**GIVEN DATA:**
— BEGIN —

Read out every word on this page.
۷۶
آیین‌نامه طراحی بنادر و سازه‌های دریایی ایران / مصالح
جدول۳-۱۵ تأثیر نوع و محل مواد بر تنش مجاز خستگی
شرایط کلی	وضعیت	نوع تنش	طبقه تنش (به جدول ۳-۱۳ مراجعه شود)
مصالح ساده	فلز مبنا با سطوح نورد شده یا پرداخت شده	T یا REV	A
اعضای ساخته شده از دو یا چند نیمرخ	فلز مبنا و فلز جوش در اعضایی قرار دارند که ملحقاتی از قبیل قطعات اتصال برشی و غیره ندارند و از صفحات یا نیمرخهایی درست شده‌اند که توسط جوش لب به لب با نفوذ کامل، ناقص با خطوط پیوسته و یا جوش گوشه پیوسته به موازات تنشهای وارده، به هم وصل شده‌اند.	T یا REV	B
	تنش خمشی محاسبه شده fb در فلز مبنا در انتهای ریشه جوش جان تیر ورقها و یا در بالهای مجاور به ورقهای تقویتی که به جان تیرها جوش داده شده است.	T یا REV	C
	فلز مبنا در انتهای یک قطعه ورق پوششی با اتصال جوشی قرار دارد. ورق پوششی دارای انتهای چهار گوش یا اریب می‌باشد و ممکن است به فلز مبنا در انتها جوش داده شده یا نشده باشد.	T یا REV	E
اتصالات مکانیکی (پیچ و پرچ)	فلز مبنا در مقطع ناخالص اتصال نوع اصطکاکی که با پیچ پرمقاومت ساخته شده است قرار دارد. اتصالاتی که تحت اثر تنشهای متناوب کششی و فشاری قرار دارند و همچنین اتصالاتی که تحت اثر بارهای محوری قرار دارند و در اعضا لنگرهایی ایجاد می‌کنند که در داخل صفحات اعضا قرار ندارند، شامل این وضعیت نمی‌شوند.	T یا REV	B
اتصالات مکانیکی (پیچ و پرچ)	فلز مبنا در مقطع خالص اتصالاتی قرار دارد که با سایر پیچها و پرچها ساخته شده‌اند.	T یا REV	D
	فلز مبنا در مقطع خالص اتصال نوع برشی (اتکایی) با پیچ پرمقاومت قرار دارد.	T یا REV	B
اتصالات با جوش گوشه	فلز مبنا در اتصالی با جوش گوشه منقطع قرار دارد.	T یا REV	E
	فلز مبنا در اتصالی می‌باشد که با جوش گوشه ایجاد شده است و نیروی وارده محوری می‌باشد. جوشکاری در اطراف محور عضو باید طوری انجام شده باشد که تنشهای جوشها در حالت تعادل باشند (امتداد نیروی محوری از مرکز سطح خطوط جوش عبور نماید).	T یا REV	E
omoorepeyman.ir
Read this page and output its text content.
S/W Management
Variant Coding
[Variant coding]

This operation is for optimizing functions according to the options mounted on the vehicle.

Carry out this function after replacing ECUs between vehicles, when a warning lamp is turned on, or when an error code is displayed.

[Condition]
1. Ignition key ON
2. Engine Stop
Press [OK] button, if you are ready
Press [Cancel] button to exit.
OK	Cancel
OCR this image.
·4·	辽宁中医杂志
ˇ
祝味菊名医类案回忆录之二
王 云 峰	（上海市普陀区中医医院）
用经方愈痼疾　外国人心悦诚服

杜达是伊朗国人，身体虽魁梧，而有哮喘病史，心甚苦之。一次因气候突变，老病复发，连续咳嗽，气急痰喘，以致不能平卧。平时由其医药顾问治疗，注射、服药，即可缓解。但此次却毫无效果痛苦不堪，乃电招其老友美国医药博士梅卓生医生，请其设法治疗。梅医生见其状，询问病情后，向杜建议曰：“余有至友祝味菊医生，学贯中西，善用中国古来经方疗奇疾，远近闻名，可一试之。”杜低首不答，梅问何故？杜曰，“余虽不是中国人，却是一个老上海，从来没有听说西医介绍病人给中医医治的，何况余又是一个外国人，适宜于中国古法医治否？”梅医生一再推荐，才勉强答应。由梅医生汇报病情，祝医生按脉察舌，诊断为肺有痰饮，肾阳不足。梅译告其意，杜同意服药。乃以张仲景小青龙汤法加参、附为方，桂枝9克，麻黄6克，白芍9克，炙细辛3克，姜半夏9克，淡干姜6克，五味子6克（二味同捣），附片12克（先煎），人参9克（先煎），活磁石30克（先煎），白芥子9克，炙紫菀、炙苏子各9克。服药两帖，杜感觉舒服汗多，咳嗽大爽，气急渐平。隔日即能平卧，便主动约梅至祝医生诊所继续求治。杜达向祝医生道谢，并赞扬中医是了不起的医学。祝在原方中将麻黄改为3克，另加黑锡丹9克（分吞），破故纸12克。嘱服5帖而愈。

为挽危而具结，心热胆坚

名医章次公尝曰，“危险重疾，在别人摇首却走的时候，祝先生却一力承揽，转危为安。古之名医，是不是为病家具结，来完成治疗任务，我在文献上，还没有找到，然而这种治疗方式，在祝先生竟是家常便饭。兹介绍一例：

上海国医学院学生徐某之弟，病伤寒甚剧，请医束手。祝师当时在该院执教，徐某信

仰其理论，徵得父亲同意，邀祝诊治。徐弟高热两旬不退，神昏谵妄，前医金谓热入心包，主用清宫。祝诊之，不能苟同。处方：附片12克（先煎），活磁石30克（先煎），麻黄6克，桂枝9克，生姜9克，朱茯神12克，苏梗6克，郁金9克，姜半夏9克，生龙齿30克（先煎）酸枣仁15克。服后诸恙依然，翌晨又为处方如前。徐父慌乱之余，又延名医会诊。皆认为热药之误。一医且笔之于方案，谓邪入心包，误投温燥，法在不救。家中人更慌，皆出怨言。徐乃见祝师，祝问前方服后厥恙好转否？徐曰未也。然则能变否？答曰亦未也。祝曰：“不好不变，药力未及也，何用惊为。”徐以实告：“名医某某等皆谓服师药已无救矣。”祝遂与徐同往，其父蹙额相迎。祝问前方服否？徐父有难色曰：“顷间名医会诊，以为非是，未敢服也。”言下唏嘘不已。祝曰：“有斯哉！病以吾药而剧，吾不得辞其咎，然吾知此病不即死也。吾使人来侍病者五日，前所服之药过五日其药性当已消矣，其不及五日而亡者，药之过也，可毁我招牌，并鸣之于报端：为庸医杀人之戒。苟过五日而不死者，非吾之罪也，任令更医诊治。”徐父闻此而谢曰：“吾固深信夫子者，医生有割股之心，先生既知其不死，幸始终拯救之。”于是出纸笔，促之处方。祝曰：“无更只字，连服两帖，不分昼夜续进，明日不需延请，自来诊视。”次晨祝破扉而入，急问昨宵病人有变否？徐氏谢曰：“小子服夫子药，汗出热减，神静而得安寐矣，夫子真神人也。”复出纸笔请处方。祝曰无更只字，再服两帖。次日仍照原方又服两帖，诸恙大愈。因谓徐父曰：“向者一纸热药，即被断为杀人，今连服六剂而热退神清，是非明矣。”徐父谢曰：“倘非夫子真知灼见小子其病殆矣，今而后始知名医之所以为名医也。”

— END —

**TASK TO COMPLETE:**
Return every line above in which the string "button" occurs.

**FINISHED EXERCISE:**
Press [OK] button, if you are ready
Press [Cancel] button to exit.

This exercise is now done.